**SELECTED PASSAGE**
┌──

I think I repaid her trust, loyalty and help. Wearing dresses wasn't lethal, but her heroin addiction was. I found her many a time seemingly critically over-dosed, got her in the car & walked her around & around in commuter parking lots till responsive. Over the years, she let me try on & even borrow her clothes all the while keeping it a secret. She didn't understand me, but she did accept me.
It wasn't until I was living independently that I could fulfill my desire of wearing & having dresses in my closet. And much later still, when I'd wear them in public with legal concerns. I don't mind sneering, but I don't want to get beaten up over it.I find pleasure & excitement in dresses and some sexual arousal (this part turns women off but I don't require dressing for arousal or sexual functioning)
If I could undo my fixation I readily would, but I cannot. I find myself feeling unhappy and deprived if I don't indulge myself. I'm not a woman inside a man's body.I'm a man who lusts in lady's dresses.

Sunday, December 26

Christmas

I got these cookies from a friend,
made stew in my slow cooker (pic looks crappy,but it was good)
decorated the fireplace
hung up a pic I got in NY a few mos. back,
Put up my little Christmas tree on the table,
I remembered Gledwood having like an "open house" on his blog with live chat & went typing for a few moments,somewhat incoherently by then,I guess. I think that was a very nice gesture on his part, making himself available to his readers on the holidays no less.
I ate,drank and was merry as I could be and it wasn't so bad.

Thursday, December 23

this ones for Gled & Anna ................

I remember seeing the film Trainspotting when it first came out.

└──

**REQUIREMENT**
Please explain in one to three sentences why the writer of the blog excerpt calls Gledwood's "open house" a very nice gesture.

[Page layout parsing data]
┌──

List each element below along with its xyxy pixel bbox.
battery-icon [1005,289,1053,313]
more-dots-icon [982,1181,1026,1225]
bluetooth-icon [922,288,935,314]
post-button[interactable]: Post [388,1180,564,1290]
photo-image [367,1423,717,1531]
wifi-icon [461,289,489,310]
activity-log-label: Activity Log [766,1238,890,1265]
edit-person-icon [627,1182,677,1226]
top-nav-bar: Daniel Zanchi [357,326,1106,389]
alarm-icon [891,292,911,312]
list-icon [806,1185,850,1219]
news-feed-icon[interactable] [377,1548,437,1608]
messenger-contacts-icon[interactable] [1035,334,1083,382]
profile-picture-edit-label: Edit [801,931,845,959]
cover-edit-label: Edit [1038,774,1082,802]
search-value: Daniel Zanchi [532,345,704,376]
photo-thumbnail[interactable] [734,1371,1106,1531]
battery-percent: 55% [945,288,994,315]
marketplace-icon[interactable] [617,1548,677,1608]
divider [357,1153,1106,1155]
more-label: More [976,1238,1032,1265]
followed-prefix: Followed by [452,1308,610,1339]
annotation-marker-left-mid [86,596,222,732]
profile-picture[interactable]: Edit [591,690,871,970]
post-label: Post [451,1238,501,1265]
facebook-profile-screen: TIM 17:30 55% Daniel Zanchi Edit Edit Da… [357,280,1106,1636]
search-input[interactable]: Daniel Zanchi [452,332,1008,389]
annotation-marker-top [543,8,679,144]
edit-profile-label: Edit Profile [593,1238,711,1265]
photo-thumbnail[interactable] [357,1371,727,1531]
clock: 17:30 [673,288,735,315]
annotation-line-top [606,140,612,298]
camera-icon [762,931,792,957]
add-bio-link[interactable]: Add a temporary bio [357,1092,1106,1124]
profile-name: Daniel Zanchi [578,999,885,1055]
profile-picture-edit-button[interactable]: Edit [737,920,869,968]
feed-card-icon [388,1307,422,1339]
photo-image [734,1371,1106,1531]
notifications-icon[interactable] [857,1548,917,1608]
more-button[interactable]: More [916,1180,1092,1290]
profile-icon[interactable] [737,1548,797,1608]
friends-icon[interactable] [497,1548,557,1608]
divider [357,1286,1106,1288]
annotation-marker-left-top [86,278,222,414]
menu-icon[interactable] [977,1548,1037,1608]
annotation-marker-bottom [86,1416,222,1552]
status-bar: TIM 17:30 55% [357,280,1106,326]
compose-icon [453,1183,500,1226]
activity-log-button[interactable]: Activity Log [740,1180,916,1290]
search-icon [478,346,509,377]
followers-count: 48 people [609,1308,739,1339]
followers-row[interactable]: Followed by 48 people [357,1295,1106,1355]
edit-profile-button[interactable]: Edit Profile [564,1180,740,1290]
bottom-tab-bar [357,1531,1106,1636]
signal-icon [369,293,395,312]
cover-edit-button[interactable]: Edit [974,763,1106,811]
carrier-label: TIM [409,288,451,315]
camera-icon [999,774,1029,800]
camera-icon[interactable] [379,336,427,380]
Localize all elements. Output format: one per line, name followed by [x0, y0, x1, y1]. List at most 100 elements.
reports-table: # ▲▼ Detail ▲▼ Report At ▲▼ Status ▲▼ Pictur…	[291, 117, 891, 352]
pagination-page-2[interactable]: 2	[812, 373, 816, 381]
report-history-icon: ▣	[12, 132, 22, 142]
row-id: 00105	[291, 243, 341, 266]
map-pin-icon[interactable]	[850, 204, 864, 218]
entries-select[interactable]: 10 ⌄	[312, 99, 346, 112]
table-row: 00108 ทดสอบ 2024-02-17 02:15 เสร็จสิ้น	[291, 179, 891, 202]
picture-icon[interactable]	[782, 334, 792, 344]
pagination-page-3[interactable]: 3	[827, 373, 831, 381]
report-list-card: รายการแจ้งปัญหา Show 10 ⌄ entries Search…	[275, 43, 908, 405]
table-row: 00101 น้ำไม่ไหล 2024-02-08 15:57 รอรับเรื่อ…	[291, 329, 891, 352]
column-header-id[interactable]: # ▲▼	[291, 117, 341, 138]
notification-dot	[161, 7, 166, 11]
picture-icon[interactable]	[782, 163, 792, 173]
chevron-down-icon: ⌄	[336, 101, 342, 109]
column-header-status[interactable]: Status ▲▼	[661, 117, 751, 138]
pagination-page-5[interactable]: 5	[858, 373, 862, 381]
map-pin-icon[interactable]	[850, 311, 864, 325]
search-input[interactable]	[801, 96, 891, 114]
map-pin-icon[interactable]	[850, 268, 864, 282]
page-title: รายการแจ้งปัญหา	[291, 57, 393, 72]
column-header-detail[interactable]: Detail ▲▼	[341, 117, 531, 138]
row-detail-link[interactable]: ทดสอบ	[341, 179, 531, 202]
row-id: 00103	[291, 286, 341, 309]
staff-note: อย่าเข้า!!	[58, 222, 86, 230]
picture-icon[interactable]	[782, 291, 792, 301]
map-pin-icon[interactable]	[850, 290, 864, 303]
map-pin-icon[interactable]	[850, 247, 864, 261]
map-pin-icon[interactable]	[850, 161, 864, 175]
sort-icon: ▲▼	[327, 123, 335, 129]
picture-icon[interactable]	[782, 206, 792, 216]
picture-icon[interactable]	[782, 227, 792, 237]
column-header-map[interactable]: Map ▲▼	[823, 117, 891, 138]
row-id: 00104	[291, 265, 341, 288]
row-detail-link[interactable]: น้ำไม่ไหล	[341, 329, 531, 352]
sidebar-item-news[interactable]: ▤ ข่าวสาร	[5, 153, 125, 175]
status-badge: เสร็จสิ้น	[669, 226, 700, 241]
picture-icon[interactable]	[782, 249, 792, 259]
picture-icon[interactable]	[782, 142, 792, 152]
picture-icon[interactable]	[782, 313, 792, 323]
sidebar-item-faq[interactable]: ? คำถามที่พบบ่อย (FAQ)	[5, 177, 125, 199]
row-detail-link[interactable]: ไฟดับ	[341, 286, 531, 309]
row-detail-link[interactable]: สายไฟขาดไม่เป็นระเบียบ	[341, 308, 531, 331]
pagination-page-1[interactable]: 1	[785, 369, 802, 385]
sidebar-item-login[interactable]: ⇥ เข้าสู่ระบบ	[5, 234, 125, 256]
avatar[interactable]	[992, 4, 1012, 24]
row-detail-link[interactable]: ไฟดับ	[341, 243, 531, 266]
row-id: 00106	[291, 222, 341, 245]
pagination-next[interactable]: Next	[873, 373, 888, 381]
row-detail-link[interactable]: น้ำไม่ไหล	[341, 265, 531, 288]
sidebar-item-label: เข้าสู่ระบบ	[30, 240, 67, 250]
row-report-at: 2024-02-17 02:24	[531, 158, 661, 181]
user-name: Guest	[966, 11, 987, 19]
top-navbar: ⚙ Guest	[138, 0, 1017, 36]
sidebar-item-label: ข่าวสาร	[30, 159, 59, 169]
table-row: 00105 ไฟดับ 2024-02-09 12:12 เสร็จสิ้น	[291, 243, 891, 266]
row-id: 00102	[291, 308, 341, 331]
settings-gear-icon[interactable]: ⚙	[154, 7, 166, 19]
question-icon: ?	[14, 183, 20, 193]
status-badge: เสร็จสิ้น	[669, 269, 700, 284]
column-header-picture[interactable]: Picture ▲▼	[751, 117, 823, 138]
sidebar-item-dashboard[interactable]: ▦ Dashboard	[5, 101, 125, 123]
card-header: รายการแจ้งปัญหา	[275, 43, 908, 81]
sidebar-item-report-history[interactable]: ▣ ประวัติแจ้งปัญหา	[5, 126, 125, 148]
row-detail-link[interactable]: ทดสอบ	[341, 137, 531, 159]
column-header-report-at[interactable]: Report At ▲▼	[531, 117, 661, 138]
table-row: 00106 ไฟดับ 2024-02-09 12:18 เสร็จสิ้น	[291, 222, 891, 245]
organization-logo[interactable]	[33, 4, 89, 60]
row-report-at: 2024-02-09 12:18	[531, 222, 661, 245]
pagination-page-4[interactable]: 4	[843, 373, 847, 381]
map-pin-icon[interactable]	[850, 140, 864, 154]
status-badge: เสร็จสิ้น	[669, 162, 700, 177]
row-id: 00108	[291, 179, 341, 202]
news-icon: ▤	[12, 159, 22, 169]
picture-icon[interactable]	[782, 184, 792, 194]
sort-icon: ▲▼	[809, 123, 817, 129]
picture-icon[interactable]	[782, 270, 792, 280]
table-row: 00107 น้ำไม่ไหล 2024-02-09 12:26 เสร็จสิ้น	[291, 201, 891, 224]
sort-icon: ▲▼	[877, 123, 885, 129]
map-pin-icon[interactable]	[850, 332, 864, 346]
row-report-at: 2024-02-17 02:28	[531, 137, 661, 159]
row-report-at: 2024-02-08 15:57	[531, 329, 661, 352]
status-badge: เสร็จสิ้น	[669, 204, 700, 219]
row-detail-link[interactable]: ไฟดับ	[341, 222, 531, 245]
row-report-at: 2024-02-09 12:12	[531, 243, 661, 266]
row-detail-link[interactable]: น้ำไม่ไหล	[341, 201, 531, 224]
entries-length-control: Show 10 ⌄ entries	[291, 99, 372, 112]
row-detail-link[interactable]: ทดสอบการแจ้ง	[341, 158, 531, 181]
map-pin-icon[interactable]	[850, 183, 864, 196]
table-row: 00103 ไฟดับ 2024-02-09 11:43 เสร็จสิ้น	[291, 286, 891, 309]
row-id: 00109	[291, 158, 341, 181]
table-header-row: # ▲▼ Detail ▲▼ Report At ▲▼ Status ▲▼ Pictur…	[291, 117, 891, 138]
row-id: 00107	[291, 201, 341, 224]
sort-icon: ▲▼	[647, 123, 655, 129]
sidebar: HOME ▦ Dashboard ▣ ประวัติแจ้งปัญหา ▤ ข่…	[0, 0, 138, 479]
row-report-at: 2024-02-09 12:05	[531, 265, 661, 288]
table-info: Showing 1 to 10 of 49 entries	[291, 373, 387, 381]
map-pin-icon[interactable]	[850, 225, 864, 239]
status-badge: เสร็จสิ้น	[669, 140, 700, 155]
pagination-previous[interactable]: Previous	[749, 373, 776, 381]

└──

**EXERCISE SOLUTION**
The writer calls it a very nice gesture because Gledwood made himself available to his readers through live chat on his blog. He did this on the holidays, which the writer notes approvingly.